## What is needed
Search the listing below for the word "value" and copy each line that holds it.

## Records supplied

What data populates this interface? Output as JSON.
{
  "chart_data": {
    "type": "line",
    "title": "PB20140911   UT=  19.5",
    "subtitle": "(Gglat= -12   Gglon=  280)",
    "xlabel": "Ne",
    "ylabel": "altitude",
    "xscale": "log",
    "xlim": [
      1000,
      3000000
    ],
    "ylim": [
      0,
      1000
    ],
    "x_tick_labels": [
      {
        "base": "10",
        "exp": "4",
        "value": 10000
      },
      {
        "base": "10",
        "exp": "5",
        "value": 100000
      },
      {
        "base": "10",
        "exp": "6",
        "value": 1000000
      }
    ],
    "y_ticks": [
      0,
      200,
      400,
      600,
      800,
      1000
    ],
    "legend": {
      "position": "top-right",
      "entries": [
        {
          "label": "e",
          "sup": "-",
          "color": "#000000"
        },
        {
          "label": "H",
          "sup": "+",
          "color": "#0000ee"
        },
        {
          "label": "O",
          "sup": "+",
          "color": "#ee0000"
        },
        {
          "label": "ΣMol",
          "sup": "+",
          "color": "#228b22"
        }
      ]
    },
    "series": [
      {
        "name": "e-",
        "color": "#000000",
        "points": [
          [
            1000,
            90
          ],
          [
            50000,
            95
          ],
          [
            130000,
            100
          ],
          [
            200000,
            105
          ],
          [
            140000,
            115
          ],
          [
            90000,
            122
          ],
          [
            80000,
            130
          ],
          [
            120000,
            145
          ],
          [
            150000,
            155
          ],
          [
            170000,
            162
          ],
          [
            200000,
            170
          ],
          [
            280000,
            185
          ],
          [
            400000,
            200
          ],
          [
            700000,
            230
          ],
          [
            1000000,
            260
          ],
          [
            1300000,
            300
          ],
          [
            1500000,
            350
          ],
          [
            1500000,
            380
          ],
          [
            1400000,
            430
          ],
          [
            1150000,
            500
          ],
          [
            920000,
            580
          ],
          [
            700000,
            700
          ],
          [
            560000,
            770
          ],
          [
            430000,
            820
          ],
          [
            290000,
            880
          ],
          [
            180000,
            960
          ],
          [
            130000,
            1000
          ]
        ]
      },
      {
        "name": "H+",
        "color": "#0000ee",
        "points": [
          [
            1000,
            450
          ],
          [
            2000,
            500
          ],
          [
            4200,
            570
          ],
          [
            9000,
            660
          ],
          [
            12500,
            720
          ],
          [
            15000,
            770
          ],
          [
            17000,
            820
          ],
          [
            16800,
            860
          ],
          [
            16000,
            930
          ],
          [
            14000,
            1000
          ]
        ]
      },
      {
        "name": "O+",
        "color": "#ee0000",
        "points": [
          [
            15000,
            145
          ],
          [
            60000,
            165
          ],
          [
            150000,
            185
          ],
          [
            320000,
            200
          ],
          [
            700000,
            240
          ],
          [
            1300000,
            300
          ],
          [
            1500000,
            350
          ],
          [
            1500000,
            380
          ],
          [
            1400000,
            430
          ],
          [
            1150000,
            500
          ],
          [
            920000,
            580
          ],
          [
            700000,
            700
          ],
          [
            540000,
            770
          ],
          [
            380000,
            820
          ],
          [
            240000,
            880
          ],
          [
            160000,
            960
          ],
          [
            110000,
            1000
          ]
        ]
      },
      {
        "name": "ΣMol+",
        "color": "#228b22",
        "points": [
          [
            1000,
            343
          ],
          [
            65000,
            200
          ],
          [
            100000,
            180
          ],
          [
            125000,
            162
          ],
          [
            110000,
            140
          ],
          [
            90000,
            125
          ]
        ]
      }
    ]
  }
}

## Answer to this task
        "value": 10000
        "value": 100000
        "value": 1000000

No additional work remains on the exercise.